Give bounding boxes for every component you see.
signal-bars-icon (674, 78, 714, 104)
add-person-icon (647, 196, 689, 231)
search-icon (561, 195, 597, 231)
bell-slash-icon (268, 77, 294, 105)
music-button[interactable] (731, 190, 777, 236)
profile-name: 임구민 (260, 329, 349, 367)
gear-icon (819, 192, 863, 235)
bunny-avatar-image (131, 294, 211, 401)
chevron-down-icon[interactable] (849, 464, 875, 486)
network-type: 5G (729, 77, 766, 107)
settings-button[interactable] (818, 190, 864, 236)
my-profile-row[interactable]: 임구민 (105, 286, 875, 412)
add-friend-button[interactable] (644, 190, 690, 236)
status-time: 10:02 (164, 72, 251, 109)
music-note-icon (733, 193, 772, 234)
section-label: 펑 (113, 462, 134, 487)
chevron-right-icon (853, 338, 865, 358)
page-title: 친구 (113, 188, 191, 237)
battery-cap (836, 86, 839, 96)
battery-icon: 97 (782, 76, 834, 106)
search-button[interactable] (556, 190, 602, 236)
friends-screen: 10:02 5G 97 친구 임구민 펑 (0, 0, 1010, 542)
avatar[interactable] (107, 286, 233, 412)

--*--

To do
Copy every line of the items above without changing a single character.

Finished answer
Give bounding boxes for every component you see.
signal-bars-icon (674, 78, 714, 104)
add-person-icon (647, 196, 689, 231)
search-icon (561, 195, 597, 231)
bell-slash-icon (268, 77, 294, 105)
music-button[interactable] (731, 190, 777, 236)
profile-name: 임구민 (260, 329, 349, 367)
gear-icon (819, 192, 863, 235)
bunny-avatar-image (131, 294, 211, 401)
chevron-down-icon[interactable] (849, 464, 875, 486)
network-type: 5G (729, 77, 766, 107)
settings-button[interactable] (818, 190, 864, 236)
my-profile-row[interactable]: 임구민 (105, 286, 875, 412)
add-friend-button[interactable] (644, 190, 690, 236)
status-time: 10:02 (164, 72, 251, 109)
music-note-icon (733, 193, 772, 234)
section-label: 펑 (113, 462, 134, 487)
chevron-right-icon (853, 338, 865, 358)
page-title: 친구 (113, 188, 191, 237)
battery-cap (836, 86, 839, 96)
battery-icon: 97 (782, 76, 834, 106)
search-button[interactable] (556, 190, 602, 236)
friends-screen: 10:02 5G 97 친구 임구민 펑 (0, 0, 1010, 542)
avatar[interactable] (107, 286, 233, 412)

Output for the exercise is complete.